Reproduce, without changes, the rows from the very first line through the line containing "upwelling-arrow: [713, 347, 778, 386]", with both ends included.

(Items from a data source)
— START —
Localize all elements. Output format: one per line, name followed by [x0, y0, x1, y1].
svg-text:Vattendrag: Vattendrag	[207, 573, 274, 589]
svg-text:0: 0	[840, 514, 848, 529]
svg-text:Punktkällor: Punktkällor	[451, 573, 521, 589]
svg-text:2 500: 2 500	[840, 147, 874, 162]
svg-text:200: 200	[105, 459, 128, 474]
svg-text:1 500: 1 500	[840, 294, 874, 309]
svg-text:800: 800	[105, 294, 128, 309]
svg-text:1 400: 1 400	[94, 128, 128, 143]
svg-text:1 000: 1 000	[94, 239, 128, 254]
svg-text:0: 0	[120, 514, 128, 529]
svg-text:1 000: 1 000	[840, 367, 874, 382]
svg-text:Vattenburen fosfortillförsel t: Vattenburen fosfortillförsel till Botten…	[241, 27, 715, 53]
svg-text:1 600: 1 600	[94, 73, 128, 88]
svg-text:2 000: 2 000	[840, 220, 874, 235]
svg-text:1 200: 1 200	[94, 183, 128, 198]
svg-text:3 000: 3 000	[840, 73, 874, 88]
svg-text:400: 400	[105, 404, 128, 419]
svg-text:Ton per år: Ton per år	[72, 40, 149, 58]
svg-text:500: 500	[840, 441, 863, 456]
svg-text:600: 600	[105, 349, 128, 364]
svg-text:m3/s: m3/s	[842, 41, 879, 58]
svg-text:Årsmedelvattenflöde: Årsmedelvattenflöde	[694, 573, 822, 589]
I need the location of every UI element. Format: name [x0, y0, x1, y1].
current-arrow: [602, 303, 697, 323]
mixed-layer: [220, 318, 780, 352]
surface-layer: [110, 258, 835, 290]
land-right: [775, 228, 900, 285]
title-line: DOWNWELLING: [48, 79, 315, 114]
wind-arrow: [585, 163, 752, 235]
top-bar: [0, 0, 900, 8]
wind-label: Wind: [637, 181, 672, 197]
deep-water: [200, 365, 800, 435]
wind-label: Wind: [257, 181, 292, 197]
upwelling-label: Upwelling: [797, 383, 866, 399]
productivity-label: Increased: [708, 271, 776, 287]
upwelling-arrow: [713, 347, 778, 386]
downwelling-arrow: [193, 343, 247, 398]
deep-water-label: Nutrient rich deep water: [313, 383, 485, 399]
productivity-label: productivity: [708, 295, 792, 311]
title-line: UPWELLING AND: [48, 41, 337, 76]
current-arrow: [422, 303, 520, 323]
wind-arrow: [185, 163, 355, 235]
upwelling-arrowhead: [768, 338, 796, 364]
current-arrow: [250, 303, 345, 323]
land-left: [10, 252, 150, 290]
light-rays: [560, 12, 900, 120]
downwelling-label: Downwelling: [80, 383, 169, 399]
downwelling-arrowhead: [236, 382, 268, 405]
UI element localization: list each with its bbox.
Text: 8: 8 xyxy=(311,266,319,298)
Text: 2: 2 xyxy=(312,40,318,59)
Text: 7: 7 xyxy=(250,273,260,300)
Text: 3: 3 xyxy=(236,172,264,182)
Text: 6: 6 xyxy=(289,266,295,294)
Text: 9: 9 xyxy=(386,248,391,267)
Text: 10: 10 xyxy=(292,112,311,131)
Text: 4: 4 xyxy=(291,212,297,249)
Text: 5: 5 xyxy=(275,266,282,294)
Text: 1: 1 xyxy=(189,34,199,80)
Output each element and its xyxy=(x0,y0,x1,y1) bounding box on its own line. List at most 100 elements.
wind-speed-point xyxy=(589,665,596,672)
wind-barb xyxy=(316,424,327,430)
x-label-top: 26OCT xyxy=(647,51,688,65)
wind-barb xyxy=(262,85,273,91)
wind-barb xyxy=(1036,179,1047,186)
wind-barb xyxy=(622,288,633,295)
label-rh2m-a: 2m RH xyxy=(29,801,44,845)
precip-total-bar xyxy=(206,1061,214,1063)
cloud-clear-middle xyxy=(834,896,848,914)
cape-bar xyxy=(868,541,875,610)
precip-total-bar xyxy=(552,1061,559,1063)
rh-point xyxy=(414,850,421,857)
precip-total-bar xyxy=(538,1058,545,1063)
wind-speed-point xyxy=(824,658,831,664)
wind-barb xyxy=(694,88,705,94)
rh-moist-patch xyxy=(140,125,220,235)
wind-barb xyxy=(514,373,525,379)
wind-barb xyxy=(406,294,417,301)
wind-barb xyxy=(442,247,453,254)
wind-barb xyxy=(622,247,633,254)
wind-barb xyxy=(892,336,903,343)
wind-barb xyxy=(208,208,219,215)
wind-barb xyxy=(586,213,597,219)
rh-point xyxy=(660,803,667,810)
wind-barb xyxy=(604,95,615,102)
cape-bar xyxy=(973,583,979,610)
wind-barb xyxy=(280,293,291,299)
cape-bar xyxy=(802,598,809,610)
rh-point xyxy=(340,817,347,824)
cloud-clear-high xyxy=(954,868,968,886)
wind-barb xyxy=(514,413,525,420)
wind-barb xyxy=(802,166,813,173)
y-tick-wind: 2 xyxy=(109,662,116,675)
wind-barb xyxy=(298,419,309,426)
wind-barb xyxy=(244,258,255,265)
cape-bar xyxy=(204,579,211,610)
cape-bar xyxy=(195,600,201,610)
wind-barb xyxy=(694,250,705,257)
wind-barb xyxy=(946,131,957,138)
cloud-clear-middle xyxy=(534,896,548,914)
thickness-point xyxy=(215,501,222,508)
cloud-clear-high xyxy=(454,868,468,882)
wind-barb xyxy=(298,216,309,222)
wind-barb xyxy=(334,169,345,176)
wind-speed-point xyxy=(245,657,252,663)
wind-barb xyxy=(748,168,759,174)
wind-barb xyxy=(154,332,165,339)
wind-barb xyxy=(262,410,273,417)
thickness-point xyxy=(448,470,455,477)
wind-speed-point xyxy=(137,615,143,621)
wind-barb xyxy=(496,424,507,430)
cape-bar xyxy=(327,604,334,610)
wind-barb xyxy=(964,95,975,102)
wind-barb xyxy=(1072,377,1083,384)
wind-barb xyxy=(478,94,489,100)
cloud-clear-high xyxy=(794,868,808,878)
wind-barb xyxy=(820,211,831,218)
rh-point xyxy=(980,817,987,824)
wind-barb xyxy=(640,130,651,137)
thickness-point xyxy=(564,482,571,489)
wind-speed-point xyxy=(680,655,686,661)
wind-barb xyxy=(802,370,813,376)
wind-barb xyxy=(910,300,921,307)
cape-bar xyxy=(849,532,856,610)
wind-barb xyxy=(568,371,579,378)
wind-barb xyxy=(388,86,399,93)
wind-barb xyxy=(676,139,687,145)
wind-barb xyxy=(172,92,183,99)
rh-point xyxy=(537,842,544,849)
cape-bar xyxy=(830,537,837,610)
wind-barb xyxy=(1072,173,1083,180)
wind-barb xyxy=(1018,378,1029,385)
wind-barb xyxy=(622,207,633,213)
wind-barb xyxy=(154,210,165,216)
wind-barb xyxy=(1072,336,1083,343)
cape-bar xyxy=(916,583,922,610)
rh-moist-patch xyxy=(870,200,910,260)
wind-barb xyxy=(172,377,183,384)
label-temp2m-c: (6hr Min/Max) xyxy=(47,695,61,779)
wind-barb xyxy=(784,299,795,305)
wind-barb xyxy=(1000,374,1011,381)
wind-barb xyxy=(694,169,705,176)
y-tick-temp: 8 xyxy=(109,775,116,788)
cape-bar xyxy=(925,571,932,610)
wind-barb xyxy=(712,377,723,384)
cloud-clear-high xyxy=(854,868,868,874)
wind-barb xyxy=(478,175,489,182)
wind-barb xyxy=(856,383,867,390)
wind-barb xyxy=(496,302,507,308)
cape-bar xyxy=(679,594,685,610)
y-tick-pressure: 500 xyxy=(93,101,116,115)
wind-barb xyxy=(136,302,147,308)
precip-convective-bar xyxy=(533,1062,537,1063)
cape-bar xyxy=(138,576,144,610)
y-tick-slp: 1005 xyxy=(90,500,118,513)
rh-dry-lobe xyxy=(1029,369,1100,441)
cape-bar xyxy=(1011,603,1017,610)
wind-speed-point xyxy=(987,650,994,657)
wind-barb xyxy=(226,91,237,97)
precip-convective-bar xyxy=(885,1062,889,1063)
— END —
◆ **Response to this task**
Localize all elements. Output format: one per line, name followed by [x0, y0, x1, y1].
svg-text:Vattendrag: Vattendrag	[207, 573, 274, 589]
svg-text:0: 0	[840, 514, 848, 529]
svg-text:Punktkällor: Punktkällor	[451, 573, 521, 589]
svg-text:2 500: 2 500	[840, 147, 874, 162]
svg-text:200: 200	[105, 459, 128, 474]
svg-text:1 500: 1 500	[840, 294, 874, 309]
svg-text:800: 800	[105, 294, 128, 309]
svg-text:1 400: 1 400	[94, 128, 128, 143]
svg-text:1 000: 1 000	[94, 239, 128, 254]
svg-text:0: 0	[120, 514, 128, 529]
svg-text:1 000: 1 000	[840, 367, 874, 382]
svg-text:Vattenburen fosfortillförsel t: Vattenburen fosfortillförsel till Botten…	[241, 27, 715, 53]
svg-text:1 600: 1 600	[94, 73, 128, 88]
svg-text:2 000: 2 000	[840, 220, 874, 235]
svg-text:1 200: 1 200	[94, 183, 128, 198]
svg-text:3 000: 3 000	[840, 73, 874, 88]
svg-text:400: 400	[105, 404, 128, 419]
svg-text:Ton per år: Ton per år	[72, 40, 149, 58]
svg-text:500: 500	[840, 441, 863, 456]
svg-text:600: 600	[105, 349, 128, 364]
svg-text:m3/s: m3/s	[842, 41, 879, 58]
svg-text:Årsmedelvattenflöde: Årsmedelvattenflöde	[694, 573, 822, 589]
I need the location of every UI element. Format: name [x0, y0, x1, y1].
current-arrow: [602, 303, 697, 323]
mixed-layer: [220, 318, 780, 352]
surface-layer: [110, 258, 835, 290]
land-right: [775, 228, 900, 285]
title-line: DOWNWELLING: [48, 79, 315, 114]
wind-arrow: [585, 163, 752, 235]
top-bar: [0, 0, 900, 8]
wind-label: Wind: [637, 181, 672, 197]
deep-water: [200, 365, 800, 435]
wind-label: Wind: [257, 181, 292, 197]
upwelling-label: Upwelling: [797, 383, 866, 399]
productivity-label: Increased: [708, 271, 776, 287]
upwelling-arrow: [713, 347, 778, 386]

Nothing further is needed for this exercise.